TASK DETAILS: According to the biography of Bonnie McFarlane, what podcast does she co-host with her husband Rich Vos?

EXTRACT TO READ:
◆ ◆ ◆ ◆ ◆ ◆ ◆
Canadian-American comedian and writer

Bonnie McFarlane (born March 28, 1969) is a Canadian comedian and writer. She is best known for appearing on the second season of the TV reality show Last Comic Standing and for co-hosting the podcast My Wife Hates Me with her husband Rich Vos.

==Early life==
McFarlane was born March 28, 1969, in Cold Lake, Alberta, Canada, the youngest of four daughters. She was raised on her parents' rural farm outside Cold Lake.
◆ ◆ ◆ ◆ ◆ ◆ ◆
DATA RECORDS:
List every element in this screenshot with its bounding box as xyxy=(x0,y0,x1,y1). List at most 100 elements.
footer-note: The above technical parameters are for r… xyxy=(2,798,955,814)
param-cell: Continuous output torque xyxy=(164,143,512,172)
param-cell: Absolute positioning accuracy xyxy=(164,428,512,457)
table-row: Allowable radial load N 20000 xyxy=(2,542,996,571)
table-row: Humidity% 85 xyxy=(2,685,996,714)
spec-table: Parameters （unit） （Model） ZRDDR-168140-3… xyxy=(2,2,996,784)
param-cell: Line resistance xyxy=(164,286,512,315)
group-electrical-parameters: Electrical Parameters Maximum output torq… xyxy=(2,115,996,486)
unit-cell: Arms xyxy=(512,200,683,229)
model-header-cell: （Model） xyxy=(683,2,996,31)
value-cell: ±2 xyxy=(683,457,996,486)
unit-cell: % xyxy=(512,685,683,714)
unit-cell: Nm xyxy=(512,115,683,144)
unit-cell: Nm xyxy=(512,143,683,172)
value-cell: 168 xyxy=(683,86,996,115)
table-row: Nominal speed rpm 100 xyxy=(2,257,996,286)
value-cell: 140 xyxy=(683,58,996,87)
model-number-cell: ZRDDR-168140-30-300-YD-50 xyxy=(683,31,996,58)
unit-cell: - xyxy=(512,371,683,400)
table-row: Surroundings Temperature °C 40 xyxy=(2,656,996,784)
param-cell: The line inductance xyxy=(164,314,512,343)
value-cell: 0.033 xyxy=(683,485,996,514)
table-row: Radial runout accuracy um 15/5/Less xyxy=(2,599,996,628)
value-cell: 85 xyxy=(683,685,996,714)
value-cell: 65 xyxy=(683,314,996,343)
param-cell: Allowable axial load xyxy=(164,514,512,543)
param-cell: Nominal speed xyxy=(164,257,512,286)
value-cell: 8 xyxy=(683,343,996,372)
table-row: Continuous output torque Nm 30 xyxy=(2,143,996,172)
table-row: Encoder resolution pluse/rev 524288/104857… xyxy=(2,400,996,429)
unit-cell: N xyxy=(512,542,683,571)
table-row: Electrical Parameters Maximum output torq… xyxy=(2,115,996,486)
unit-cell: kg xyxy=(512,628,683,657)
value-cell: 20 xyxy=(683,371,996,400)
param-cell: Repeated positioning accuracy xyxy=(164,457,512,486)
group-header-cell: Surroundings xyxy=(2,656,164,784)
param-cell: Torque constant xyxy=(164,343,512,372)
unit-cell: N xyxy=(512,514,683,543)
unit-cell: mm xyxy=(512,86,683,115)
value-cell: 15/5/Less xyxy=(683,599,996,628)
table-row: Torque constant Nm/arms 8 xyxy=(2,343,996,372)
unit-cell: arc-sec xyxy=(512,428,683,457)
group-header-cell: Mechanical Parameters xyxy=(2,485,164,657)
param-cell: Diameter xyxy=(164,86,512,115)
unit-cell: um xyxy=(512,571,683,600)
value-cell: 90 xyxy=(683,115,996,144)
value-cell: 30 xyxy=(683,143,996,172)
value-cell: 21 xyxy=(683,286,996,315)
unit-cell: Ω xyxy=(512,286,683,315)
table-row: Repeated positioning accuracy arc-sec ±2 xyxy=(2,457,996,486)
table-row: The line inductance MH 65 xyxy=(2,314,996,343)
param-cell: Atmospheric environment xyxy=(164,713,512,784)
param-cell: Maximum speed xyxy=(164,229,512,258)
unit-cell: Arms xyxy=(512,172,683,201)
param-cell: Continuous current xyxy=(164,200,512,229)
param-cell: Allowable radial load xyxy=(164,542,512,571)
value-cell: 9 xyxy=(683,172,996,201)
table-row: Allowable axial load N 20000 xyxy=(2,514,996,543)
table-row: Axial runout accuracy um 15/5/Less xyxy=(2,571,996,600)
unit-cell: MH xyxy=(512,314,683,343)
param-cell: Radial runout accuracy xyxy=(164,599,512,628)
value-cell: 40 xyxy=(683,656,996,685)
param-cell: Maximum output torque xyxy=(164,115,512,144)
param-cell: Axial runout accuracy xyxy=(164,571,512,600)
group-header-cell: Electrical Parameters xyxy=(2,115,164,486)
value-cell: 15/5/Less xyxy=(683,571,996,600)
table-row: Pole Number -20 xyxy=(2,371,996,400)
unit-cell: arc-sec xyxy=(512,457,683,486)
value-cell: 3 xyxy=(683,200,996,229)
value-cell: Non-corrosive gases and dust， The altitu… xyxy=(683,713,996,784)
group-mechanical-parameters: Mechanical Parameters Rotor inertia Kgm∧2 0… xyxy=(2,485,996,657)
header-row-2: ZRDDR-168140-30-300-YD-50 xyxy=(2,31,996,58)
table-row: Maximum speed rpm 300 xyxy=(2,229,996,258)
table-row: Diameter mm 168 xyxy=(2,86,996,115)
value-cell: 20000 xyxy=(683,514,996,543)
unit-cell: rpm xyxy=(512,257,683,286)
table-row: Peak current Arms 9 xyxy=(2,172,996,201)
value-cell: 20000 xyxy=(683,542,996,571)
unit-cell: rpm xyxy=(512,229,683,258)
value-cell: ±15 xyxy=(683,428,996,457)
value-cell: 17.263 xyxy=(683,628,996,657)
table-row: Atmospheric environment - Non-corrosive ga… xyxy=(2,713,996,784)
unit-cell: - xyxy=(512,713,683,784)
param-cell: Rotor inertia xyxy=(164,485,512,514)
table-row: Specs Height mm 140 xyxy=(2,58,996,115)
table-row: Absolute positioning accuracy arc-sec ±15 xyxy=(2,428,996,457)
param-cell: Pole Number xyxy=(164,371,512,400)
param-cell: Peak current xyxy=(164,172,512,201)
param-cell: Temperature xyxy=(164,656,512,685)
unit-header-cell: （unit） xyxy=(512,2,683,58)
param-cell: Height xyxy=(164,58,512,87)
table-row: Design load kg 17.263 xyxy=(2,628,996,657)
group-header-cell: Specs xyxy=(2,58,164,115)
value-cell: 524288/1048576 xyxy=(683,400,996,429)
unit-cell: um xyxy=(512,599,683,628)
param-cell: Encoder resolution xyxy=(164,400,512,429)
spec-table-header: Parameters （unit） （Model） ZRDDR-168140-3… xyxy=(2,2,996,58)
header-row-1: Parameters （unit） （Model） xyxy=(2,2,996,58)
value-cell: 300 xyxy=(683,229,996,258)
◆ ◆ ◆ ◆ ◆ ◆ ◆
RESULT OF THIS TASK: She co-hosts the podcast My Wife Hates Me with Rich Vos.